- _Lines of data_
---------------

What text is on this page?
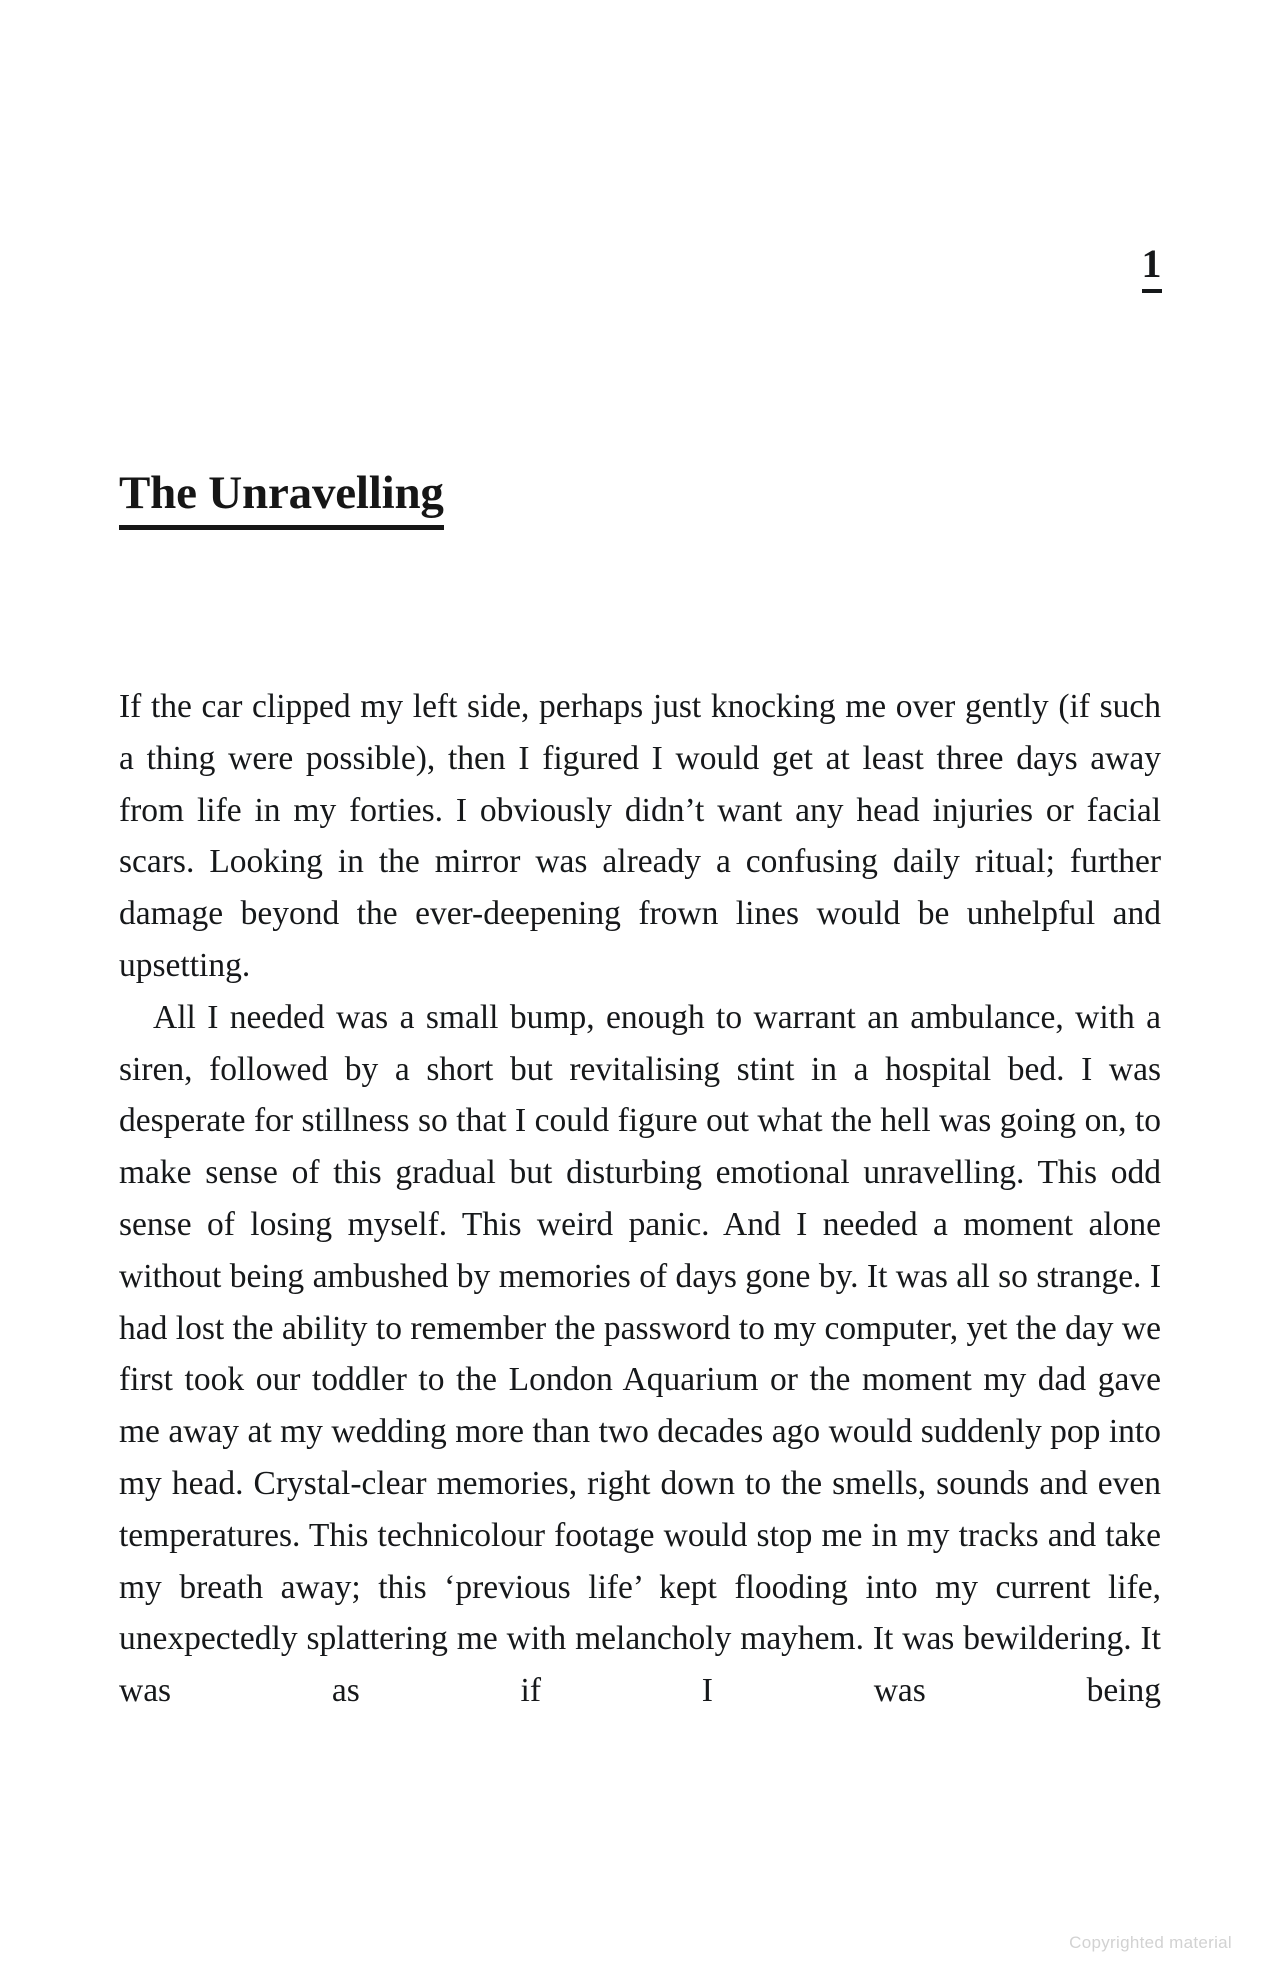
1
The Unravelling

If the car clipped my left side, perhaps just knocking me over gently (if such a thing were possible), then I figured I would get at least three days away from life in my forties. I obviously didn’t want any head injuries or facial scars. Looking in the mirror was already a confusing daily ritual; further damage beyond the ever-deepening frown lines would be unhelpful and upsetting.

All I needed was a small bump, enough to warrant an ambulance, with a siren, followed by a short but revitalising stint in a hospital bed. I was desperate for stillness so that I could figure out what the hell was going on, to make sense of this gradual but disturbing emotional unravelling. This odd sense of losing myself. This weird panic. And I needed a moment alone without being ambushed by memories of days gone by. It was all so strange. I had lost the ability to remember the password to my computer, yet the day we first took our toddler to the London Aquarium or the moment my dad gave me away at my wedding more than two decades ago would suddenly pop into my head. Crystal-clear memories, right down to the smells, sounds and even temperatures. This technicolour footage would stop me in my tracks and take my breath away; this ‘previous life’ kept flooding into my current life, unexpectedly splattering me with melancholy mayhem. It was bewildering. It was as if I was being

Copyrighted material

---------------

- _Objective_
How many of these lines contain "this"? Write only the number.

- _Task output_
2